THE PROBLEM
Write out every line below that includes the word "реализации".
# START OF INPUT MATERIAL
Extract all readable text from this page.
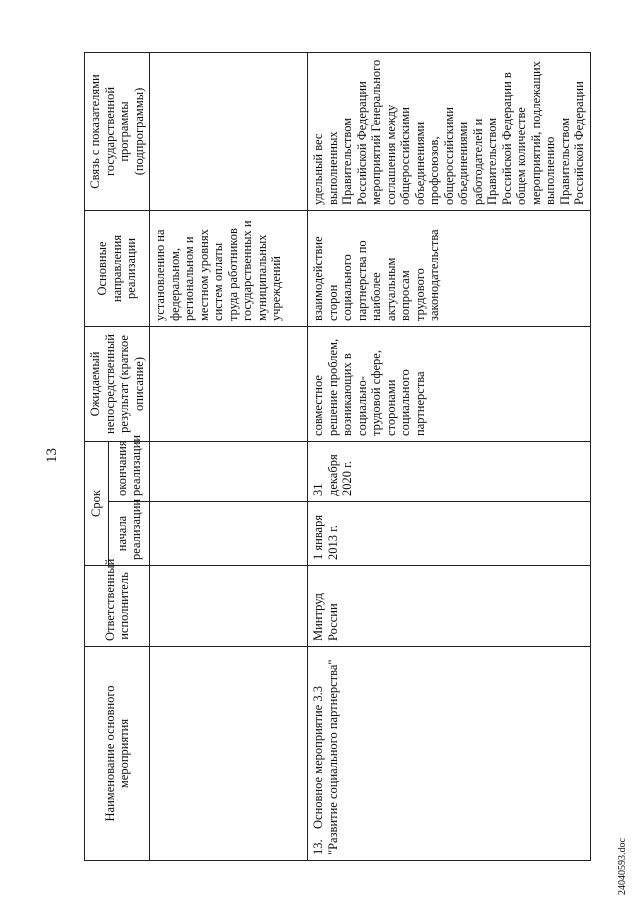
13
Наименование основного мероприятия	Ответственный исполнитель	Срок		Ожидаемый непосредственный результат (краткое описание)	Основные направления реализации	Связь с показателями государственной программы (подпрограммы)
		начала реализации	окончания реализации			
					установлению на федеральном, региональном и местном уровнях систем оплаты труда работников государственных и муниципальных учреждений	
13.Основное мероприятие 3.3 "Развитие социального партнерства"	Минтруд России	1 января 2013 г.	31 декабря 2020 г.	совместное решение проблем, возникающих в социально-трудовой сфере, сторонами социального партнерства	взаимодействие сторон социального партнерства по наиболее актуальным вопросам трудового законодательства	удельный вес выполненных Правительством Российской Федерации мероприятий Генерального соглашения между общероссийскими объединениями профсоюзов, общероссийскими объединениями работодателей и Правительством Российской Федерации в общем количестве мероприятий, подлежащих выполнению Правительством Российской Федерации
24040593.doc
# END OF INPUT MATERIAL
# START OF INPUT MATERIAL
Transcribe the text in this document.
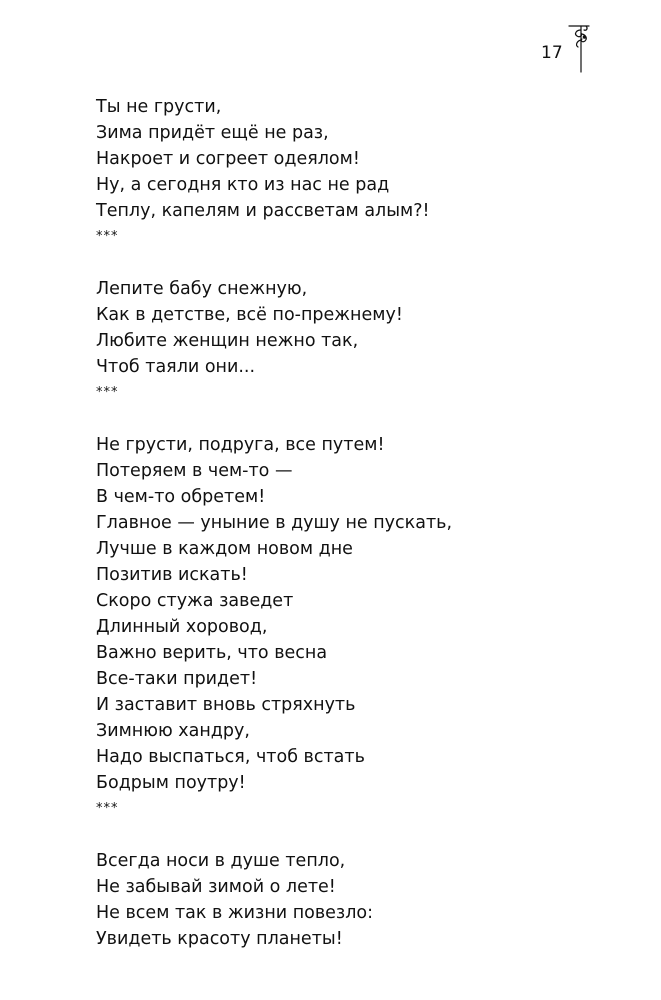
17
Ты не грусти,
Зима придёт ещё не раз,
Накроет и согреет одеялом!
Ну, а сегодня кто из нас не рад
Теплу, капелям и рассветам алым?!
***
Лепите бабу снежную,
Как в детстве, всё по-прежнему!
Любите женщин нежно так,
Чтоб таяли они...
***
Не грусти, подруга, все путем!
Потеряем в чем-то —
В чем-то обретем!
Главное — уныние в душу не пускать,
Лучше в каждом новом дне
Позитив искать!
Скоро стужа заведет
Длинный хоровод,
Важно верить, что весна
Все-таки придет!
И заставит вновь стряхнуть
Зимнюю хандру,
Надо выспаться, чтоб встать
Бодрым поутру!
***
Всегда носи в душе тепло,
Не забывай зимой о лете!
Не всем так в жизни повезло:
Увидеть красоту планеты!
# END OF INPUT MATERIAL
SOLUTION
Наименование основного мероприятия	Ответственный исполнитель	Срок		Ожидаемый непосредственный результат (краткое описание)	Основные направления реализации	Связь с показателями государственной программы (подпрограммы)
		начала реализации	окончания реализации			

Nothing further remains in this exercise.